## TASK INSTRUCTIONS:
Find the line that contains "Convert this document image to plain text.". Repeat that line and all lines following it, exactly, through the end of the listing below.

## PROVIDED MATERIAL:
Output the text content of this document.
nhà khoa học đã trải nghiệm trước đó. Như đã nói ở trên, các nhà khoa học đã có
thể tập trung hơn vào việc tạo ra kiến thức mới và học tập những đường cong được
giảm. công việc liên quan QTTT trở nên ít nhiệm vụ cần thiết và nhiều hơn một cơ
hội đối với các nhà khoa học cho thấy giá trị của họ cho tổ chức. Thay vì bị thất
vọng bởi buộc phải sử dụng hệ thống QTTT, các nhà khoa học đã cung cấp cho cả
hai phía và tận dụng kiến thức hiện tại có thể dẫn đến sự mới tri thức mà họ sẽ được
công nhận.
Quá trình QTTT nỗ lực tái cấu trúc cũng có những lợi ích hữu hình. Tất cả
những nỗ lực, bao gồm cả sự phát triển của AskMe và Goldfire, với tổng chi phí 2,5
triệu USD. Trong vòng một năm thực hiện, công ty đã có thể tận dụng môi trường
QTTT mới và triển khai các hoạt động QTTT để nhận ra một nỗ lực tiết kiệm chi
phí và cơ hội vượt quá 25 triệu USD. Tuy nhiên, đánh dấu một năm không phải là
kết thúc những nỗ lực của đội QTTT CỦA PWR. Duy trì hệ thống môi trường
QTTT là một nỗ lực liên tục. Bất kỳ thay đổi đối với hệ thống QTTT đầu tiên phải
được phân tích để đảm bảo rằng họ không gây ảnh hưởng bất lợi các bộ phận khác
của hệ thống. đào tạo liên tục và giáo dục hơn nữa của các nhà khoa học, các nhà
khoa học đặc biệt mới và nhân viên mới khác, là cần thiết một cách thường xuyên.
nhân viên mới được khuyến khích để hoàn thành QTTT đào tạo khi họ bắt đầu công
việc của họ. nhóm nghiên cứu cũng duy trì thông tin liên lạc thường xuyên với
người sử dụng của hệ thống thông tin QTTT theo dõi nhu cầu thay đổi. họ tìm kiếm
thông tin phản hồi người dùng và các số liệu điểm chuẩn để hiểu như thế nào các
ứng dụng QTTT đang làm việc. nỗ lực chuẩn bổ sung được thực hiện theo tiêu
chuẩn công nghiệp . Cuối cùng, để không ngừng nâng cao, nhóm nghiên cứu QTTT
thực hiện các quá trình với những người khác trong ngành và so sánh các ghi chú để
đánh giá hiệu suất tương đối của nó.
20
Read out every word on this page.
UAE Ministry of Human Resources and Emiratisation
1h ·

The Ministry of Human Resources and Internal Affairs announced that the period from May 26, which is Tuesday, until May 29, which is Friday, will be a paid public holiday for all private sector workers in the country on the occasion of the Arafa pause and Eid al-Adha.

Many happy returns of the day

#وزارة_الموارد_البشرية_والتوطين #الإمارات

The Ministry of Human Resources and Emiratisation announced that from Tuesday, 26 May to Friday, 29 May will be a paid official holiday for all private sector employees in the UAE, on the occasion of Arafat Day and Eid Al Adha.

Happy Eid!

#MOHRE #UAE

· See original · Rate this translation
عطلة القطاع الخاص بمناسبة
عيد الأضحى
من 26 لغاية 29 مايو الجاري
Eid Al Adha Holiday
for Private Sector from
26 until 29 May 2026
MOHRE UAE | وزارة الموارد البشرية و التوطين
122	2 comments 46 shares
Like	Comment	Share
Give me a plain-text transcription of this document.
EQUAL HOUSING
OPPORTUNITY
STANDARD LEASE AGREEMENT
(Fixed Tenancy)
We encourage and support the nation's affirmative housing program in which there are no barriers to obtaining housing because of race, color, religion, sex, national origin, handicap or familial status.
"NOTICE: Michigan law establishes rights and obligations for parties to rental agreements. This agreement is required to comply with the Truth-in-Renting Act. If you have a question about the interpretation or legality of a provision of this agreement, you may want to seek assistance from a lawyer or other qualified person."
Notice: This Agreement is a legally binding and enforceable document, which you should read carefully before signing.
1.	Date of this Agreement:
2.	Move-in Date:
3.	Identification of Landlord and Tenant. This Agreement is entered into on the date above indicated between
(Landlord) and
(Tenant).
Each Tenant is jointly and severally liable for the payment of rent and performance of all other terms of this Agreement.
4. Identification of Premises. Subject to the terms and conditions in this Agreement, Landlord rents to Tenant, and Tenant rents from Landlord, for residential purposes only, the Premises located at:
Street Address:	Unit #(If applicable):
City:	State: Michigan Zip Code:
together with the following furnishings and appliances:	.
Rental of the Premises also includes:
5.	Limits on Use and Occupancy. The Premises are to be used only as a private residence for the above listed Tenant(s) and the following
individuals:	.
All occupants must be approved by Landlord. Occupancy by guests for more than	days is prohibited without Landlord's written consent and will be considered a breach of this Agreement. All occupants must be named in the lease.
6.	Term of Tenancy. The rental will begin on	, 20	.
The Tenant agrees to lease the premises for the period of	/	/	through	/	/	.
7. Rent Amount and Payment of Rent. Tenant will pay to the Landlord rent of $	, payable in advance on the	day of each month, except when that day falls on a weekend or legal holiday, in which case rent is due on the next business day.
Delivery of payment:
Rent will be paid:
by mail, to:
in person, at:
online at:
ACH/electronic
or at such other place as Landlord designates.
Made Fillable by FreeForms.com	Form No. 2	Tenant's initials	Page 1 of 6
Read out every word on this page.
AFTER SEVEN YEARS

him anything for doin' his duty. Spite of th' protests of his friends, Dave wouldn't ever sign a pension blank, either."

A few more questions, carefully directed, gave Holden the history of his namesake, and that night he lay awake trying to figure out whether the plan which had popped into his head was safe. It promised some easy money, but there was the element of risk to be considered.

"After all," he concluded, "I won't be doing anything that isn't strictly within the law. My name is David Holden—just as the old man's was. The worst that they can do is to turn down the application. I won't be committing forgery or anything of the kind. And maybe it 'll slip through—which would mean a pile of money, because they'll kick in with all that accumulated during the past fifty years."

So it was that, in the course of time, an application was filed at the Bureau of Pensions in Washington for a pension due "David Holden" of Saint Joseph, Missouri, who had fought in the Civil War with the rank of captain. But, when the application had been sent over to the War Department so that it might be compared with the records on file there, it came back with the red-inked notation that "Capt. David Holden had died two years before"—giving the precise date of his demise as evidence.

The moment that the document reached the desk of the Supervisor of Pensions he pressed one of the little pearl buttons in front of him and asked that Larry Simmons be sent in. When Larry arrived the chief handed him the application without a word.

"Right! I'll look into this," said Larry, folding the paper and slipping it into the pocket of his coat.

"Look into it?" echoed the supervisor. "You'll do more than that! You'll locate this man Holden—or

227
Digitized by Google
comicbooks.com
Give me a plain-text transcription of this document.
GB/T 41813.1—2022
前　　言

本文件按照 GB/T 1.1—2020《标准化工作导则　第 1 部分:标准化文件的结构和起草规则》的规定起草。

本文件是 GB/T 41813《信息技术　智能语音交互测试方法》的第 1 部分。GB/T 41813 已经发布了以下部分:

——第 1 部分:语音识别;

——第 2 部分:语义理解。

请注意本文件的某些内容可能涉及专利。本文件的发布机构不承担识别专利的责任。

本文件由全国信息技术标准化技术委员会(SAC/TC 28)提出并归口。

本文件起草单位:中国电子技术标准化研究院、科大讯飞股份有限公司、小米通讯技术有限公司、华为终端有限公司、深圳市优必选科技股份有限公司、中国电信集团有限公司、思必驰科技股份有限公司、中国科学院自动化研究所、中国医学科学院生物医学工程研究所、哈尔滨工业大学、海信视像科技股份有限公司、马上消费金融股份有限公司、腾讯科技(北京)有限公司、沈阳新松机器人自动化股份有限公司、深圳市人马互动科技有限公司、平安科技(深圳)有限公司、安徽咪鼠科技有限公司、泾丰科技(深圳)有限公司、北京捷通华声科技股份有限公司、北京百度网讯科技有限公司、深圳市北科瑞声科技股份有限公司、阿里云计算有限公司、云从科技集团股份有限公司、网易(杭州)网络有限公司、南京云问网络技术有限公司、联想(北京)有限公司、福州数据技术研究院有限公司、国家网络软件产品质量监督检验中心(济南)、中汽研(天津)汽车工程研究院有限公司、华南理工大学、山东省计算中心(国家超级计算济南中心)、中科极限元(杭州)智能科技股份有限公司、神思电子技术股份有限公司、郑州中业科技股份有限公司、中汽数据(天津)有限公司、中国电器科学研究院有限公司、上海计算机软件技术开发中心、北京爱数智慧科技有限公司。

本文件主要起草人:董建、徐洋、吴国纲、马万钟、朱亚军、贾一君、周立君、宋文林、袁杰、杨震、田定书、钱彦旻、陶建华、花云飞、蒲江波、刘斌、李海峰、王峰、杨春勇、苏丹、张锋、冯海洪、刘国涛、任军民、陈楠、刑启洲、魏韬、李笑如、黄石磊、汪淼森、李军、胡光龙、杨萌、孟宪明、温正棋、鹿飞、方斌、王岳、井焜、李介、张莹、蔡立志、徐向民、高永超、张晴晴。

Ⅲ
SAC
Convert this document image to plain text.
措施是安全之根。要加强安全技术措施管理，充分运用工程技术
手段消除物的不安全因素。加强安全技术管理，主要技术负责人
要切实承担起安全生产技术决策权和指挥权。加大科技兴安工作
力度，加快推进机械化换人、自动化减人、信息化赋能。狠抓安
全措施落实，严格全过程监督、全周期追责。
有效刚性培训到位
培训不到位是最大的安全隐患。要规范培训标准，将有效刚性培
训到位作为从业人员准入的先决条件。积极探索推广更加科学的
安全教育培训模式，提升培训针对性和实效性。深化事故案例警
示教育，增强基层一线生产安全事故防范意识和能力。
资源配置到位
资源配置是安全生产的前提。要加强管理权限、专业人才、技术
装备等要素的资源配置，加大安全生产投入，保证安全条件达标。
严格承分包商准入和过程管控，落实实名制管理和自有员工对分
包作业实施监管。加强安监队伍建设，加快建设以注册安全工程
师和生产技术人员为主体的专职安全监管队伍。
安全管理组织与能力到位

## TASK RESPONSE:
Convert this document image to plain text.
措施是安全之根。要加强安全技术措施管理，充分运用工程技术
手段消除物的不安全因素。加强安全技术管理，主要技术负责人
要切实承担起安全生产技术决策权和指挥权。加大科技兴安工作
力度，加快推进机械化换人、自动化减人、信息化赋能。狠抓安
全措施落实，严格全过程监督、全周期追责。
有效刚性培训到位
培训不到位是最大的安全隐患。要规范培训标准，将有效刚性培
训到位作为从业人员准入的先决条件。积极探索推广更加科学的
安全教育培训模式，提升培训针对性和实效性。深化事故案例警
示教育，增强基层一线生产安全事故防范意识和能力。
资源配置到位
资源配置是安全生产的前提。要加强管理权限、专业人才、技术
装备等要素的资源配置，加大安全生产投入，保证安全条件达标。
严格承分包商准入和过程管控，落实实名制管理和自有员工对分
包作业实施监管。加强安监队伍建设，加快建设以注册安全工程
师和生产技术人员为主体的专职安全监管队伍。
安全管理组织与能力到位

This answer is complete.